(begin)

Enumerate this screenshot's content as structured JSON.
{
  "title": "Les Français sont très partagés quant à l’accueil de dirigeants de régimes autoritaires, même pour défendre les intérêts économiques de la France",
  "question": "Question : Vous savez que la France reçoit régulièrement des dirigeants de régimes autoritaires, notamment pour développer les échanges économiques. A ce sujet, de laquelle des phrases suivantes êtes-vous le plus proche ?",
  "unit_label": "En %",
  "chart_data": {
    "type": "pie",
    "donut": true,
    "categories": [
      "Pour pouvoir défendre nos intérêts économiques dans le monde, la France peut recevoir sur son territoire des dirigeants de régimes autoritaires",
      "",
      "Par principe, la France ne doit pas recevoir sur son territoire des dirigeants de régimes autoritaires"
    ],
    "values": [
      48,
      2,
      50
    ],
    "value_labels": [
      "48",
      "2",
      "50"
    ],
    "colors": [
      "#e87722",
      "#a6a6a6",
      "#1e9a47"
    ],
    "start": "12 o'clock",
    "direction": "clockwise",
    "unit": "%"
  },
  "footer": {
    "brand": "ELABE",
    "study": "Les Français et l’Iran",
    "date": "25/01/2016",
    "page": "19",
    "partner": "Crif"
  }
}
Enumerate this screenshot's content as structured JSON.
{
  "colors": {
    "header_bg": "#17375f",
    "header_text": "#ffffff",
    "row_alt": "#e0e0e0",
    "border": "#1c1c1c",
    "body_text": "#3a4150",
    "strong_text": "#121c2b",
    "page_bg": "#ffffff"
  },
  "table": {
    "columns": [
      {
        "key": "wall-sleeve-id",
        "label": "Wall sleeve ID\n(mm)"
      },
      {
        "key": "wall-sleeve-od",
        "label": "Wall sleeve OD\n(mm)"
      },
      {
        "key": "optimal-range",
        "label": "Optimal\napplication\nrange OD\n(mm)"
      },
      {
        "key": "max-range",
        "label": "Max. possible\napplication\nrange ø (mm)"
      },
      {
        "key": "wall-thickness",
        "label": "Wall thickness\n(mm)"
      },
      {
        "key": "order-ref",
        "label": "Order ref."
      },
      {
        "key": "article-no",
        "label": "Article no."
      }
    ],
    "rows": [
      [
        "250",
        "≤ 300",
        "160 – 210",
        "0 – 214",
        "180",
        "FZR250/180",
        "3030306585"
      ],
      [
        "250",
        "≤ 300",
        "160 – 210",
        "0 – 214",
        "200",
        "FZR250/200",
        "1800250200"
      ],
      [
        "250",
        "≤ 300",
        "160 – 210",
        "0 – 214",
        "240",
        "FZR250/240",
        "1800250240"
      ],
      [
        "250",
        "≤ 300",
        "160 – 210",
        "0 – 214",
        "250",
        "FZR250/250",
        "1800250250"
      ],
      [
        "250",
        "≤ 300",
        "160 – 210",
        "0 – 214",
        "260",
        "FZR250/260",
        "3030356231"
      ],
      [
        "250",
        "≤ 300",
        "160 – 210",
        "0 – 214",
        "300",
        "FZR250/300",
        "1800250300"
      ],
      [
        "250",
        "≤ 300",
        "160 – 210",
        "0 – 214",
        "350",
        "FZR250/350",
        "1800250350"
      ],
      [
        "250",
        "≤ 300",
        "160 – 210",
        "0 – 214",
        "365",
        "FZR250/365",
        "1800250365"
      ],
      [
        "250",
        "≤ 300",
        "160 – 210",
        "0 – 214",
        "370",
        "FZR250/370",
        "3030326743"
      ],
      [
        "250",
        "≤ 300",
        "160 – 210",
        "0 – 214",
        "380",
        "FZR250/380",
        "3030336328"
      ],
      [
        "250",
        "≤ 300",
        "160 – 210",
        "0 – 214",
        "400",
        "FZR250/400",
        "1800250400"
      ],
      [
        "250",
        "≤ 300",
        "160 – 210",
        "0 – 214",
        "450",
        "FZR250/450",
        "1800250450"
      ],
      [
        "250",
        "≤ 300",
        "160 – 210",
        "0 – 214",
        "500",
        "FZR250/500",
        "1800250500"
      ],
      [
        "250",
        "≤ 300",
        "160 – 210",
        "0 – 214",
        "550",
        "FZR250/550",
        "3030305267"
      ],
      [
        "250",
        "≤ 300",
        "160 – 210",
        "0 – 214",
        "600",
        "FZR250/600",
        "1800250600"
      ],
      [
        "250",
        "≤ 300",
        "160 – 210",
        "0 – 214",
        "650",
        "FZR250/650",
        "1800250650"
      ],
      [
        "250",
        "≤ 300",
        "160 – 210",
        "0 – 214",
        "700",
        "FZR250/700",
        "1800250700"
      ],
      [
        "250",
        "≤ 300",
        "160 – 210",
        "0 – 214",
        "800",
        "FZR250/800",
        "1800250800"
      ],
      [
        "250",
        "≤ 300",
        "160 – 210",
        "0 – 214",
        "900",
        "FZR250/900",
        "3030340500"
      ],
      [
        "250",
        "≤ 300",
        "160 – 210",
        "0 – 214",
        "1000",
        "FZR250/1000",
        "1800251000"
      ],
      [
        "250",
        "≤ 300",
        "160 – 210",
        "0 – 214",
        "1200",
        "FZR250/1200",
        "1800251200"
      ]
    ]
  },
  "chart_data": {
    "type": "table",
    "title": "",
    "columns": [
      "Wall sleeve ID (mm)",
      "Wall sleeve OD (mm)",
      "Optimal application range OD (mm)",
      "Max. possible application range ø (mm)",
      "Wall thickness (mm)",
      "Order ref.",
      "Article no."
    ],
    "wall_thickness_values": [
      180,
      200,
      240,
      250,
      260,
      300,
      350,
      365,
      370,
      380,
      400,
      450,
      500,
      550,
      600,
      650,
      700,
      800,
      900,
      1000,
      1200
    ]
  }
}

(end)

Task to complete: Recite the full listing above exactly.

Result of the task:
Enumerate this screenshot's content as structured JSON.
{
  "title": "Les Français sont très partagés quant à l’accueil de dirigeants de régimes autoritaires, même pour défendre les intérêts économiques de la France",
  "question": "Question : Vous savez que la France reçoit régulièrement des dirigeants de régimes autoritaires, notamment pour développer les échanges économiques. A ce sujet, de laquelle des phrases suivantes êtes-vous le plus proche ?",
  "unit_label": "En %",
  "chart_data": {
    "type": "pie",
    "donut": true,
    "categories": [
      "Pour pouvoir défendre nos intérêts économiques dans le monde, la France peut recevoir sur son territoire des dirigeants de régimes autoritaires",
      "",
      "Par principe, la France ne doit pas recevoir sur son territoire des dirigeants de régimes autoritaires"
    ],
    "values": [
      48,
      2,
      50
    ],
    "value_labels": [
      "48",
      "2",
      "50"
    ],
    "colors": [
      "#e87722",
      "#a6a6a6",
      "#1e9a47"
    ],
    "start": "12 o'clock",
    "direction": "clockwise",
    "unit": "%"
  },
  "footer": {
    "brand": "ELABE",
    "study": "Les Français et l’Iran",
    "date": "25/01/2016",
    "page": "19",
    "partner": "Crif"
  }
}
Enumerate this screenshot's content as structured JSON.
{
  "colors": {
    "header_bg": "#17375f",
    "header_text": "#ffffff",
    "row_alt": "#e0e0e0",
    "border": "#1c1c1c",
    "body_text": "#3a4150",
    "strong_text": "#121c2b",
    "page_bg": "#ffffff"
  },
  "table": {
    "columns": [
      {
        "key": "wall-sleeve-id",
        "label": "Wall sleeve ID\n(mm)"
      },
      {
        "key": "wall-sleeve-od",
        "label": "Wall sleeve OD\n(mm)"
      },
      {
        "key": "optimal-range",
        "label": "Optimal\napplication\nrange OD\n(mm)"
      },
      {
        "key": "max-range",
        "label": "Max. possible\napplication\nrange ø (mm)"
      },
      {
        "key": "wall-thickness",
        "label": "Wall thickness\n(mm)"
      },
      {
        "key": "order-ref",
        "label": "Order ref."
      },
      {
        "key": "article-no",
        "label": "Article no."
      }
    ],
    "rows": [
      [
        "250",
        "≤ 300",
        "160 – 210",
        "0 – 214",
        "180",
        "FZR250/180",
        "3030306585"
      ],
      [
        "250",
        "≤ 300",
        "160 – 210",
        "0 – 214",
        "200",
        "FZR250/200",
        "1800250200"
      ],
      [
        "250",
        "≤ 300",
        "160 – 210",
        "0 – 214",
        "240",
        "FZR250/240",
        "1800250240"
      ],
      [
        "250",
        "≤ 300",
        "160 – 210",
        "0 – 214",
        "250",
        "FZR250/250",
        "1800250250"
      ],
      [
        "250",
        "≤ 300",
        "160 – 210",
        "0 – 214",
        "260",
        "FZR250/260",
        "3030356231"
      ],
      [
        "250",
        "≤ 300",
        "160 – 210",
        "0 – 214",
        "300",
        "FZR250/300",
        "1800250300"
      ],
      [
        "250",
        "≤ 300",
        "160 – 210",
        "0 – 214",
        "350",
        "FZR250/350",
        "1800250350"
      ],
      [
        "250",
        "≤ 300",
        "160 – 210",
        "0 – 214",
        "365",
        "FZR250/365",
        "1800250365"
      ],
      [
        "250",
        "≤ 300",
        "160 – 210",
        "0 – 214",
        "370",
        "FZR250/370",
        "3030326743"
      ],
      [
        "250",
        "≤ 300",
        "160 – 210",
        "0 – 214",
        "380",
        "FZR250/380",
        "3030336328"
      ],
      [
        "250",
        "≤ 300",
        "160 – 210",
        "0 – 214",
        "400",
        "FZR250/400",
        "1800250400"
      ],
      [
        "250",
        "≤ 300",
        "160 – 210",
        "0 – 214",
        "450",
        "FZR250/450",
        "1800250450"
      ],
      [
        "250",
        "≤ 300",
        "160 – 210",
        "0 – 214",
        "500",
        "FZR250/500",
        "1800250500"
      ],
      [
        "250",
        "≤ 300",
        "160 – 210",
        "0 – 214",
        "550",
        "FZR250/550",
        "3030305267"
      ],
      [
        "250",
        "≤ 300",
        "160 – 210",
        "0 – 214",
        "600",
        "FZR250/600",
        "1800250600"
      ],
      [
        "250",
        "≤ 300",
        "160 – 210",
        "0 – 214",
        "650",
        "FZR250/650",
        "1800250650"
      ],
      [
        "250",
        "≤ 300",
        "160 – 210",
        "0 – 214",
        "700",
        "FZR250/700",
        "1800250700"
      ],
      [
        "250",
        "≤ 300",
        "160 – 210",
        "0 – 214",
        "800",
        "FZR250/800",
        "1800250800"
      ],
      [
        "250",
        "≤ 300",
        "160 – 210",
        "0 – 214",
        "900",
        "FZR250/900",
        "3030340500"
      ],
      [
        "250",
        "≤ 300",
        "160 – 210",
        "0 – 214",
        "1000",
        "FZR250/1000",
        "1800251000"
      ],
      [
        "250",
        "≤ 300",
        "160 – 210",
        "0 – 214",
        "1200",
        "FZR250/1200",
        "1800251200"
      ]
    ]
  },
  "chart_data": {
    "type": "table",
    "title": "",
    "columns": [
      "Wall sleeve ID (mm)",
      "Wall sleeve OD (mm)",
      "Optimal application range OD (mm)",
      "Max. possible application range ø (mm)",
      "Wall thickness (mm)",
      "Order ref.",
      "Article no."
    ],
    "wall_thickness_values": [
      180,
      200,
      240,
      250,
      260,
      300,
      350,
      365,
      370,
      380,
      400,
      450,
      500,
      550,
      600,
      650,
      700,
      800,
      900,
      1000,
      1200
    ]
  }
}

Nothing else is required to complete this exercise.